> Your objective
Reproduce all the entries exactly and keep the pictures out.

> Provided records
--- Begin ---
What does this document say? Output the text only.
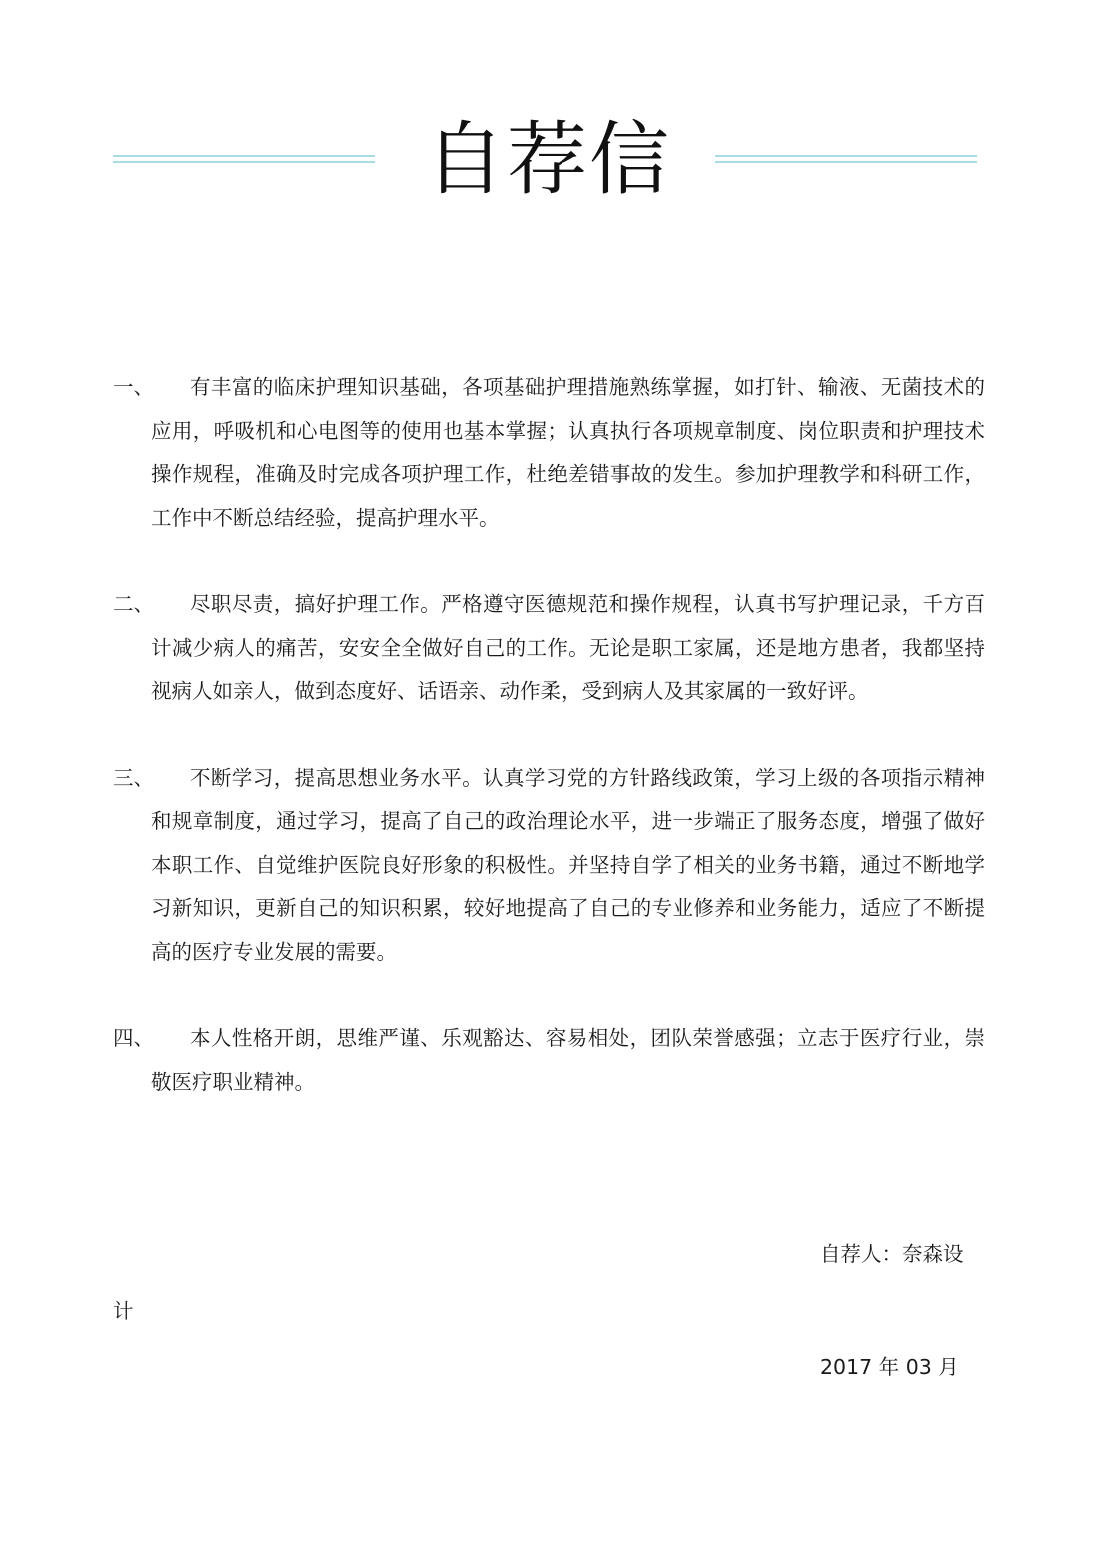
自荐信
一、	有丰富的临床护理知识基础，各项基础护理措施熟练掌握，如打针、输液、无菌技术的应用，呼吸机和心电图等的使用也基本掌握；认真执行各项规章制度、岗位职责和护理技术操作规程，准确及时完成各项护理工作，杜绝差错事故的发生。参加护理教学和科研工作，工作中不断总结经验，提高护理水平。
二、	尽职尽责，搞好护理工作。严格遵守医德规范和操作规程，认真书写护理记录，千方百计减少病人的痛苦，安安全全做好自己的工作。无论是职工家属，还是地方患者，我都坚持视病人如亲人，做到态度好、话语亲、动作柔，受到病人及其家属的一致好评。
三、	不断学习，提高思想业务水平。认真学习党的方针路线政策，学习上级的各项指示精神和规章制度，通过学习，提高了自己的政治理论水平，进一步端正了服务态度，增强了做好本职工作、自觉维护医院良好形象的积极性。并坚持自学了相关的业务书籍，通过不断地学习新知识，更新自己的知识积累，较好地提高了自己的专业修养和业务能力，适应了不断提高的医疗专业发展的需要。
四、	本人性格开朗，思维严谨、乐观豁达、容易相处，团队荣誉感强；立志于医疗行业，崇敬医疗职业精神。
自荐人：奈森设
计
2017 年 03 月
--- End ---
> Complete response
What does this document say? Output the text only.
自荐信
一、	有丰富的临床护理知识基础，各项基础护理措施熟练掌握，如打针、输液、无菌技术的应用，呼吸机和心电图等的使用也基本掌握；认真执行各项规章制度、岗位职责和护理技术操作规程，准确及时完成各项护理工作，杜绝差错事故的发生。参加护理教学和科研工作，工作中不断总结经验，提高护理水平。
二、	尽职尽责，搞好护理工作。严格遵守医德规范和操作规程，认真书写护理记录，千方百计减少病人的痛苦，安安全全做好自己的工作。无论是职工家属，还是地方患者，我都坚持视病人如亲人，做到态度好、话语亲、动作柔，受到病人及其家属的一致好评。
三、	不断学习，提高思想业务水平。认真学习党的方针路线政策，学习上级的各项指示精神和规章制度，通过学习，提高了自己的政治理论水平，进一步端正了服务态度，增强了做好本职工作、自觉维护医院良好形象的积极性。并坚持自学了相关的业务书籍，通过不断地学习新知识，更新自己的知识积累，较好地提高了自己的专业修养和业务能力，适应了不断提高的医疗专业发展的需要。
四、	本人性格开朗，思维严谨、乐观豁达、容易相处，团队荣誉感强；立志于医疗行业，崇敬医疗职业精神。
自荐人：奈森设
计
2017 年 03 月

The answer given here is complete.